**EXERCISE PROMPT**: All of the data below must be repeated exactly.

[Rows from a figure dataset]
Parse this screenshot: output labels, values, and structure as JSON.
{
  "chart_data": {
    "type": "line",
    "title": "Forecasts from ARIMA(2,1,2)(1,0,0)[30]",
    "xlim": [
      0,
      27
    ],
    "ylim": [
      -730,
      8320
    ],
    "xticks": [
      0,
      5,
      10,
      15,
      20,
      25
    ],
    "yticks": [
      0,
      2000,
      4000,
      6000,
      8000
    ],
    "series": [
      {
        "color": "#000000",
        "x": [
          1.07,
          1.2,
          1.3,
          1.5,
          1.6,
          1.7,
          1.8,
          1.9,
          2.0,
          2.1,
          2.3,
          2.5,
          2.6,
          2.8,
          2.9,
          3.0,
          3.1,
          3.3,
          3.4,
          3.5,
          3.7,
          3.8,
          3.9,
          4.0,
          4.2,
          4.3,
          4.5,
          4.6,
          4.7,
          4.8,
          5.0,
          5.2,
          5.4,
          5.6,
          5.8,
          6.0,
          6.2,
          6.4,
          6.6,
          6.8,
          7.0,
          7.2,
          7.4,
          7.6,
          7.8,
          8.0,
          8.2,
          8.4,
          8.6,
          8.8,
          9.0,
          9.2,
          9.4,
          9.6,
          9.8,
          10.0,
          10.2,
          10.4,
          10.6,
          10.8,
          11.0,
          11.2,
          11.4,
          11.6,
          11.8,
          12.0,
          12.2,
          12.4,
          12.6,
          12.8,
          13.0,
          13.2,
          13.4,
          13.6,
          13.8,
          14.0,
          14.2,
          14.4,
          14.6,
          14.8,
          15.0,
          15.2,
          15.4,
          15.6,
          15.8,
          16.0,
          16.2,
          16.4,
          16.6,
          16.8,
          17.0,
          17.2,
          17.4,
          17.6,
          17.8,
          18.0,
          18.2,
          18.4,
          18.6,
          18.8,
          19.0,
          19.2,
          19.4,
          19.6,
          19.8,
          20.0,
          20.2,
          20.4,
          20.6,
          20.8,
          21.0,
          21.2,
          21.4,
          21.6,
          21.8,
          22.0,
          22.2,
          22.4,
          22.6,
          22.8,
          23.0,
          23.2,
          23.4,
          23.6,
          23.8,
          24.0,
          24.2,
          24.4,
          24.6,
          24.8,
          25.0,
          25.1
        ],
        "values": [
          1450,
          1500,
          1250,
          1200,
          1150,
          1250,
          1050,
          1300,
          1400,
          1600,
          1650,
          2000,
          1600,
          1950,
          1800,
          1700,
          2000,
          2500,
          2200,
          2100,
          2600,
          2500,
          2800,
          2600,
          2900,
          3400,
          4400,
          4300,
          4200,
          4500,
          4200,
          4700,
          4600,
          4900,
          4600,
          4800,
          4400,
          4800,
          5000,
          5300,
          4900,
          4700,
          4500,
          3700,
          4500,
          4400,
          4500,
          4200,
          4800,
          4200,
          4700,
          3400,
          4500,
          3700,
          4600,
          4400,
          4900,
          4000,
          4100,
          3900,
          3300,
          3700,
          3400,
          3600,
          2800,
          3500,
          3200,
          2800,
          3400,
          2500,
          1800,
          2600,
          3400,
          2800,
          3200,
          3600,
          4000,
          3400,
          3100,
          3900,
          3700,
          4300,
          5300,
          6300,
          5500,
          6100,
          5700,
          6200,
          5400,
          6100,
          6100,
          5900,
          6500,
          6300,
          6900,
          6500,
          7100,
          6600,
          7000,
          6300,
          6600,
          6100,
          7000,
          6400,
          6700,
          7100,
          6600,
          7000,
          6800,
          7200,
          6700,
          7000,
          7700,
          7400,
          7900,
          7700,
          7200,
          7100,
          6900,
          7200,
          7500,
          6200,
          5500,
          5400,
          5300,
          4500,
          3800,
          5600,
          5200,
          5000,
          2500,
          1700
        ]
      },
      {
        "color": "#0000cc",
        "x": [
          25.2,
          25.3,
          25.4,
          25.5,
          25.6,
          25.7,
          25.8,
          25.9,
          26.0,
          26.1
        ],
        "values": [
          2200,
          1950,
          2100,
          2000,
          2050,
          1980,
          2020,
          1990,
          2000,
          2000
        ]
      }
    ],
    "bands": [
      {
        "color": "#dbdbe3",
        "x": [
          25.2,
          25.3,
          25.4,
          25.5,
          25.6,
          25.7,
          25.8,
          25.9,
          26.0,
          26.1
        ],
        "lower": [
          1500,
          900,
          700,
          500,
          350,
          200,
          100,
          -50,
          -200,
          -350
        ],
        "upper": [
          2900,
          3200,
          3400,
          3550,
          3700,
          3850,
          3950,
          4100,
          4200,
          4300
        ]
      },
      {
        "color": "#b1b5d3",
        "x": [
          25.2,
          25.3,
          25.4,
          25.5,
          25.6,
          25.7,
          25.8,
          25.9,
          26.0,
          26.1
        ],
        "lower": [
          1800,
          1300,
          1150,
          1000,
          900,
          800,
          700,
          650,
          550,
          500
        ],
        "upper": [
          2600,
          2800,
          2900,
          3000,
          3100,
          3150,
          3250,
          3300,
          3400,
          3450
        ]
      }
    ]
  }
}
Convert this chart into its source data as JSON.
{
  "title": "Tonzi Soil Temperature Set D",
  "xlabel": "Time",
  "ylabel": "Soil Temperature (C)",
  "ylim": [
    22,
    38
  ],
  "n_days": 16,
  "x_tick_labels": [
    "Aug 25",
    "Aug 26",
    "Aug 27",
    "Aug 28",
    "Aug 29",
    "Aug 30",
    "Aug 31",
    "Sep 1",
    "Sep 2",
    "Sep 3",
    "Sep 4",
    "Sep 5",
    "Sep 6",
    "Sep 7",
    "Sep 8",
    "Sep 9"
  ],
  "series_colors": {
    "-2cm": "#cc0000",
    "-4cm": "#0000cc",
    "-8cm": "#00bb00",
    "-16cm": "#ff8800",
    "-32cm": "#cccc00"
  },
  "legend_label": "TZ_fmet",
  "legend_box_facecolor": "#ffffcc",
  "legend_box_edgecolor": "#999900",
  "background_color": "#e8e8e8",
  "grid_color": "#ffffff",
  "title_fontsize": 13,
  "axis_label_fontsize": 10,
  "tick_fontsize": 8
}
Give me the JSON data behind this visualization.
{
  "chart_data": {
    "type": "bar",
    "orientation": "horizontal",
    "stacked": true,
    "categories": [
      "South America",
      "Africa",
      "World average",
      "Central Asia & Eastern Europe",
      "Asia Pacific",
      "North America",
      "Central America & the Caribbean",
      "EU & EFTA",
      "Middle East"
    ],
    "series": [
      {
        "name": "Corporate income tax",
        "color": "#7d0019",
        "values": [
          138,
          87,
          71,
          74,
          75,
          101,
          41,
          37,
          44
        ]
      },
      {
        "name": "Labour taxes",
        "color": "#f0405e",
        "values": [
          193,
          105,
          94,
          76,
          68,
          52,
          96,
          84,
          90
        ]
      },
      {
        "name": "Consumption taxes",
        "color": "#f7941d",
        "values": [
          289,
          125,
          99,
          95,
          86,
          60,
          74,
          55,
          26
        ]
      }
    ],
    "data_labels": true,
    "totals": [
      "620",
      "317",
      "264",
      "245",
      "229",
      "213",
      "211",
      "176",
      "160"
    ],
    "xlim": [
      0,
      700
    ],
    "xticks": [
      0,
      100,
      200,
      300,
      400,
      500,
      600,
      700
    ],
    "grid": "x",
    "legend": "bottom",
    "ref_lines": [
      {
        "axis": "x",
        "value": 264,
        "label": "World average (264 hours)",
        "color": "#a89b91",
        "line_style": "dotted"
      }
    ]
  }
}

**REPLY TO THE EXERCISE**:
Parse this screenshot: output labels, values, and structure as JSON.
{
  "chart_data": {
    "type": "line",
    "title": "Forecasts from ARIMA(2,1,2)(1,0,0)[30]",
    "xlim": [
      0,
      27
    ],
    "ylim": [
      -730,
      8320
    ],
    "xticks": [
      0,
      5,
      10,
      15,
      20,
      25
    ],
    "yticks": [
      0,
      2000,
      4000,
      6000,
      8000
    ],
    "series": [
      {
        "color": "#000000",
        "x": [
          1.07,
          1.2,
          1.3,
          1.5,
          1.6,
          1.7,
          1.8,
          1.9,
          2.0,
          2.1,
          2.3,
          2.5,
          2.6,
          2.8,
          2.9,
          3.0,
          3.1,
          3.3,
          3.4,
          3.5,
          3.7,
          3.8,
          3.9,
          4.0,
          4.2,
          4.3,
          4.5,
          4.6,
          4.7,
          4.8,
          5.0,
          5.2,
          5.4,
          5.6,
          5.8,
          6.0,
          6.2,
          6.4,
          6.6,
          6.8,
          7.0,
          7.2,
          7.4,
          7.6,
          7.8,
          8.0,
          8.2,
          8.4,
          8.6,
          8.8,
          9.0,
          9.2,
          9.4,
          9.6,
          9.8,
          10.0,
          10.2,
          10.4,
          10.6,
          10.8,
          11.0,
          11.2,
          11.4,
          11.6,
          11.8,
          12.0,
          12.2,
          12.4,
          12.6,
          12.8,
          13.0,
          13.2,
          13.4,
          13.6,
          13.8,
          14.0,
          14.2,
          14.4,
          14.6,
          14.8,
          15.0,
          15.2,
          15.4,
          15.6,
          15.8,
          16.0,
          16.2,
          16.4,
          16.6,
          16.8,
          17.0,
          17.2,
          17.4,
          17.6,
          17.8,
          18.0,
          18.2,
          18.4,
          18.6,
          18.8,
          19.0,
          19.2,
          19.4,
          19.6,
          19.8,
          20.0,
          20.2,
          20.4,
          20.6,
          20.8,
          21.0,
          21.2,
          21.4,
          21.6,
          21.8,
          22.0,
          22.2,
          22.4,
          22.6,
          22.8,
          23.0,
          23.2,
          23.4,
          23.6,
          23.8,
          24.0,
          24.2,
          24.4,
          24.6,
          24.8,
          25.0,
          25.1
        ],
        "values": [
          1450,
          1500,
          1250,
          1200,
          1150,
          1250,
          1050,
          1300,
          1400,
          1600,
          1650,
          2000,
          1600,
          1950,
          1800,
          1700,
          2000,
          2500,
          2200,
          2100,
          2600,
          2500,
          2800,
          2600,
          2900,
          3400,
          4400,
          4300,
          4200,
          4500,
          4200,
          4700,
          4600,
          4900,
          4600,
          4800,
          4400,
          4800,
          5000,
          5300,
          4900,
          4700,
          4500,
          3700,
          4500,
          4400,
          4500,
          4200,
          4800,
          4200,
          4700,
          3400,
          4500,
          3700,
          4600,
          4400,
          4900,
          4000,
          4100,
          3900,
          3300,
          3700,
          3400,
          3600,
          2800,
          3500,
          3200,
          2800,
          3400,
          2500,
          1800,
          2600,
          3400,
          2800,
          3200,
          3600,
          4000,
          3400,
          3100,
          3900,
          3700,
          4300,
          5300,
          6300,
          5500,
          6100,
          5700,
          6200,
          5400,
          6100,
          6100,
          5900,
          6500,
          6300,
          6900,
          6500,
          7100,
          6600,
          7000,
          6300,
          6600,
          6100,
          7000,
          6400,
          6700,
          7100,
          6600,
          7000,
          6800,
          7200,
          6700,
          7000,
          7700,
          7400,
          7900,
          7700,
          7200,
          7100,
          6900,
          7200,
          7500,
          6200,
          5500,
          5400,
          5300,
          4500,
          3800,
          5600,
          5200,
          5000,
          2500,
          1700
        ]
      },
      {
        "color": "#0000cc",
        "x": [
          25.2,
          25.3,
          25.4,
          25.5,
          25.6,
          25.7,
          25.8,
          25.9,
          26.0,
          26.1
        ],
        "values": [
          2200,
          1950,
          2100,
          2000,
          2050,
          1980,
          2020,
          1990,
          2000,
          2000
        ]
      }
    ],
    "bands": [
      {
        "color": "#dbdbe3",
        "x": [
          25.2,
          25.3,
          25.4,
          25.5,
          25.6,
          25.7,
          25.8,
          25.9,
          26.0,
          26.1
        ],
        "lower": [
          1500,
          900,
          700,
          500,
          350,
          200,
          100,
          -50,
          -200,
          -350
        ],
        "upper": [
          2900,
          3200,
          3400,
          3550,
          3700,
          3850,
          3950,
          4100,
          4200,
          4300
        ]
      },
      {
        "color": "#b1b5d3",
        "x": [
          25.2,
          25.3,
          25.4,
          25.5,
          25.6,
          25.7,
          25.8,
          25.9,
          26.0,
          26.1
        ],
        "lower": [
          1800,
          1300,
          1150,
          1000,
          900,
          800,
          700,
          650,
          550,
          500
        ],
        "upper": [
          2600,
          2800,
          2900,
          3000,
          3100,
          3150,
          3250,
          3300,
          3400,
          3450
        ]
      }
    ]
  }
}
Convert this chart into its source data as JSON.
{
  "title": "Tonzi Soil Temperature Set D",
  "xlabel": "Time",
  "ylabel": "Soil Temperature (C)",
  "ylim": [
    22,
    38
  ],
  "n_days": 16,
  "x_tick_labels": [
    "Aug 25",
    "Aug 26",
    "Aug 27",
    "Aug 28",
    "Aug 29",
    "Aug 30",
    "Aug 31",
    "Sep 1",
    "Sep 2",
    "Sep 3",
    "Sep 4",
    "Sep 5",
    "Sep 6",
    "Sep 7",
    "Sep 8",
    "Sep 9"
  ],
  "series_colors": {
    "-2cm": "#cc0000",
    "-4cm": "#0000cc",
    "-8cm": "#00bb00",
    "-16cm": "#ff8800",
    "-32cm": "#cccc00"
  },
  "legend_label": "TZ_fmet",
  "legend_box_facecolor": "#ffffcc",
  "legend_box_edgecolor": "#999900",
  "background_color": "#e8e8e8",
  "grid_color": "#ffffff",
  "title_fontsize": 13,
  "axis_label_fontsize": 10,
  "tick_fontsize": 8
}
Give me the JSON data behind this visualization.
{
  "chart_data": {
    "type": "bar",
    "orientation": "horizontal",
    "stacked": true,
    "categories": [
      "South America",
      "Africa",
      "World average",
      "Central Asia & Eastern Europe",
      "Asia Pacific",
      "North America",
      "Central America & the Caribbean",
      "EU & EFTA",
      "Middle East"
    ],
    "series": [
      {
        "name": "Corporate income tax",
        "color": "#7d0019",
        "values": [
          138,
          87,
          71,
          74,
          75,
          101,
          41,
          37,
          44
        ]
      },
      {
        "name": "Labour taxes",
        "color": "#f0405e",
        "values": [
          193,
          105,
          94,
          76,
          68,
          52,
          96,
          84,
          90
        ]
      },
      {
        "name": "Consumption taxes",
        "color": "#f7941d",
        "values": [
          289,
          125,
          99,
          95,
          86,
          60,
          74,
          55,
          26
        ]
      }
    ],
    "data_labels": true,
    "totals": [
      "620",
      "317",
      "264",
      "245",
      "229",
      "213",
      "211",
      "176",
      "160"
    ],
    "xlim": [
      0,
      700
    ],
    "xticks": [
      0,
      100,
      200,
      300,
      400,
      500,
      600,
      700
    ],
    "grid": "x",
    "legend": "bottom",
    "ref_lines": [
      {
        "axis": "x",
        "value": 264,
        "label": "World average (264 hours)",
        "color": "#a89b91",
        "line_style": "dotted"
      }
    ]
  }
}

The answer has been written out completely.